* **Task objective**: Express each line of the material below as a row in a Markdown table with two columns, Row and Entry. Number the rows in order and leave out blank lines.

Layout coordinate data
--- --- ---

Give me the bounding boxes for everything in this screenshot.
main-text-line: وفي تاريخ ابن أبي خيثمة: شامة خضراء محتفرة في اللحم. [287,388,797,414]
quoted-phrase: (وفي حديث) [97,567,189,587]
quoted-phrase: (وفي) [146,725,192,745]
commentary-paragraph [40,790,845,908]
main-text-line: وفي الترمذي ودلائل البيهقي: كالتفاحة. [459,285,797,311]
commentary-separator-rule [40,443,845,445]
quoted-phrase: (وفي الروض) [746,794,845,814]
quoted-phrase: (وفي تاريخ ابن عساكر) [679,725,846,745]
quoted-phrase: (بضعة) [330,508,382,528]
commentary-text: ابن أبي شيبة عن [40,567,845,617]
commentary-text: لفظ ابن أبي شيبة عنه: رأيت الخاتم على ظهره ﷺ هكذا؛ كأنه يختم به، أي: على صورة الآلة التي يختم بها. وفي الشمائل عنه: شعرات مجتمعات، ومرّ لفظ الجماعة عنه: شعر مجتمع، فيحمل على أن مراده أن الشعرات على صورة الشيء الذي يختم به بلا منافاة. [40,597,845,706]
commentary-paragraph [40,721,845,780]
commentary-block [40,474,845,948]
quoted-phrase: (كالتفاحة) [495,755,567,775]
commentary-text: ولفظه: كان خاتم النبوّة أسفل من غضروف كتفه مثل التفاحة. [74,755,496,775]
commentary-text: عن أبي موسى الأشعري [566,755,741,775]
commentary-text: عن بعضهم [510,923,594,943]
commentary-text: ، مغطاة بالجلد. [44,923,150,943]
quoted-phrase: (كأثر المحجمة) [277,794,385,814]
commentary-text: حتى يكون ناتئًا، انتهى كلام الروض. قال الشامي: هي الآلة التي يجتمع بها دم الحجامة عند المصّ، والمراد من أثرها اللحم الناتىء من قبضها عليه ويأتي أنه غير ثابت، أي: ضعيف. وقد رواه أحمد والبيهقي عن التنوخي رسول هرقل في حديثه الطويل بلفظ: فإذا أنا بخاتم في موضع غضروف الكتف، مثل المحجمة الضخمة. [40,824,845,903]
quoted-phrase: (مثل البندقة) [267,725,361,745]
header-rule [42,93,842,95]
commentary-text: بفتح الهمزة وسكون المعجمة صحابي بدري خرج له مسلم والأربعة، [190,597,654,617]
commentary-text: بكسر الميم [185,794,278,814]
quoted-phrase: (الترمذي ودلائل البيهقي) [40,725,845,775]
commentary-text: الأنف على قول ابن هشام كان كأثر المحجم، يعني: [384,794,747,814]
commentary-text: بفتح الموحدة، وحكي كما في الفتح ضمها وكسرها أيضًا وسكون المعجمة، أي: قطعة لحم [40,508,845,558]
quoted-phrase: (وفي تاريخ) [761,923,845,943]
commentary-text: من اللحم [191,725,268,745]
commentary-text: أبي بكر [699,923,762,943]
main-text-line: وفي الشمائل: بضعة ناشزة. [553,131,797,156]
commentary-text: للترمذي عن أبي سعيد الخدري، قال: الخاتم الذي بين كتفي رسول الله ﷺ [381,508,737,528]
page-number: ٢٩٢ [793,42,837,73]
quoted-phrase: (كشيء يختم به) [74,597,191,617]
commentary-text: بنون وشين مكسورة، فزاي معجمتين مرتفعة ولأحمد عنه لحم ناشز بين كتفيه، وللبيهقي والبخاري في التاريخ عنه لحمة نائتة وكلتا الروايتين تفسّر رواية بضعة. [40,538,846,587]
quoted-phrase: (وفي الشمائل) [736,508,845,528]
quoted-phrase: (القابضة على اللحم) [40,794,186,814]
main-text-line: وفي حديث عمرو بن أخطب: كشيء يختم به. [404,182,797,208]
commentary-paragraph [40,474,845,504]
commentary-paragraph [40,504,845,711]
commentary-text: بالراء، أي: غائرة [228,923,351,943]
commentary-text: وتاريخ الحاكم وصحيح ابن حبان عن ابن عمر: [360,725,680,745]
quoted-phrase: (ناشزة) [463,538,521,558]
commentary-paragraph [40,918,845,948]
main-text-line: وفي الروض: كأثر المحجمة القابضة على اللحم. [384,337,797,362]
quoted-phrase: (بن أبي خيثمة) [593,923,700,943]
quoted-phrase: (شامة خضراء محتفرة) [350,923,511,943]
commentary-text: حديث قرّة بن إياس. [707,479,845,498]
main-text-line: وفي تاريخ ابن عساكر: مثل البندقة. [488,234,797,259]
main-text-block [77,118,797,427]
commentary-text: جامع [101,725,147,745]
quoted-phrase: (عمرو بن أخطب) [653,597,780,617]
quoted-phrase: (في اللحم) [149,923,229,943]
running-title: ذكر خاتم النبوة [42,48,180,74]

--- --- ---

* **Full solution**:
| Row | Entry |
|---|---|
| 1 | Give me the bounding boxes for everything in this screenshot. |
| 2 | main-text-line: وفي تاريخ ابن أبي خيثمة: شامة خضراء محتفرة في اللحم. [287,388,797,414] |
| 3 | quoted-phrase: (وفي حديث) [97,567,189,587] |
| 4 | quoted-phrase: (وفي) [146,725,192,745] |
| 5 | commentary-paragraph [40,790,845,908] |
| 6 | main-text-line: وفي الترمذي ودلائل البيهقي: كالتفاحة. [459,285,797,311] |
| 7 | commentary-separator-rule [40,443,845,445] |
| 8 | quoted-phrase: (وفي الروض) [746,794,845,814] |
| 9 | quoted-phrase: (وفي تاريخ ابن عساكر) [679,725,846,745] |
| 10 | quoted-phrase: (بضعة) [330,508,382,528] |
| 11 | commentary-text: ابن أبي شيبة عن [40,567,845,617] |
| 12 | commentary-text: لفظ ابن أبي شيبة عنه: رأيت الخاتم على ظهره ﷺ هكذا؛ كأنه يختم به، أي: على صورة الآلة التي يختم بها. وفي الشمائل عنه: شعرات مجتمعات، ومرّ لفظ الجماعة عنه: شعر مجتمع، فيحمل على أن مراده أن الشعرات على صورة الشيء الذي يختم به بلا منافاة. [40,597,845,706] |
| 13 | commentary-paragraph [40,721,845,780] |
| 14 | commentary-block [40,474,845,948] |
| 15 | quoted-phrase: (كالتفاحة) [495,755,567,775] |
| 16 | commentary-text: ولفظه: كان خاتم النبوّة أسفل من غضروف كتفه مثل التفاحة. [74,755,496,775] |
| 17 | commentary-text: عن أبي موسى الأشعري [566,755,741,775] |
| 18 | commentary-text: عن بعضهم [510,923,594,943] |
| 19 | commentary-text: ، مغطاة بالجلد. [44,923,150,943] |
| 20 | quoted-phrase: (كأثر المحجمة) [277,794,385,814] |
| 21 | commentary-text: حتى يكون ناتئًا، انتهى كلام الروض. قال الشامي: هي الآلة التي يجتمع بها دم الحجامة عند المصّ، والمراد من أثرها اللحم الناتىء من قبضها عليه ويأتي أنه غير ثابت، أي: ضعيف. وقد رواه أحمد والبيهقي عن التنوخي رسول هرقل في حديثه الطويل بلفظ: فإذا أنا بخاتم في موضع غضروف الكتف، مثل المحجمة الضخمة. [40,824,845,903] |
| 22 | quoted-phrase: (مثل البندقة) [267,725,361,745] |
| 23 | header-rule [42,93,842,95] |
| 24 | commentary-text: بفتح الهمزة وسكون المعجمة صحابي بدري خرج له مسلم والأربعة، [190,597,654,617] |
| 25 | commentary-text: بكسر الميم [185,794,278,814] |
| 26 | quoted-phrase: (الترمذي ودلائل البيهقي) [40,725,845,775] |
| 27 | commentary-text: الأنف على قول ابن هشام كان كأثر المحجم، يعني: [384,794,747,814] |
| 28 | commentary-text: بفتح الموحدة، وحكي كما في الفتح ضمها وكسرها أيضًا وسكون المعجمة، أي: قطعة لحم [40,508,845,558] |
| 29 | quoted-phrase: (وفي تاريخ) [761,923,845,943] |
| 30 | commentary-text: من اللحم [191,725,268,745] |
| 31 | commentary-text: أبي بكر [699,923,762,943] |
| 32 | main-text-line: وفي الشمائل: بضعة ناشزة. [553,131,797,156] |
| 33 | commentary-text: للترمذي عن أبي سعيد الخدري، قال: الخاتم الذي بين كتفي رسول الله ﷺ [381,508,737,528] |
| 34 | page-number: ٢٩٢ [793,42,837,73] |
| 35 | quoted-phrase: (كشيء يختم به) [74,597,191,617] |
| 36 | commentary-text: بنون وشين مكسورة، فزاي معجمتين مرتفعة ولأحمد عنه لحم ناشز بين كتفيه، وللبيهقي والبخاري في التاريخ عنه لحمة نائتة وكلتا الروايتين تفسّر رواية بضعة. [40,538,846,587] |
| 37 | quoted-phrase: (وفي الشمائل) [736,508,845,528] |
| 38 | quoted-phrase: (القابضة على اللحم) [40,794,186,814] |
| 39 | main-text-line: وفي حديث عمرو بن أخطب: كشيء يختم به. [404,182,797,208] |
| 40 | commentary-paragraph [40,474,845,504] |
| 41 | commentary-paragraph [40,504,845,711] |
| 42 | commentary-text: بالراء، أي: غائرة [228,923,351,943] |
| 43 | commentary-text: وتاريخ الحاكم وصحيح ابن حبان عن ابن عمر: [360,725,680,745] |
| 44 | quoted-phrase: (ناشزة) [463,538,521,558] |
| 45 | commentary-paragraph [40,918,845,948] |
| 46 | main-text-line: وفي الروض: كأثر المحجمة القابضة على اللحم. [384,337,797,362] |
| 47 | quoted-phrase: (بن أبي خيثمة) [593,923,700,943] |
| 48 | quoted-phrase: (شامة خضراء محتفرة) [350,923,511,943] |
| 49 | commentary-text: حديث قرّة بن إياس. [707,479,845,498] |
| 50 | main-text-line: وفي تاريخ ابن عساكر: مثل البندقة. [488,234,797,259] |
| 51 | main-text-block [77,118,797,427] |
| 52 | commentary-text: جامع [101,725,147,745] |
| 53 | quoted-phrase: (عمرو بن أخطب) [653,597,780,617] |
| 54 | quoted-phrase: (في اللحم) [149,923,229,943] |
| 55 | running-title: ذكر خاتم النبوة [42,48,180,74] |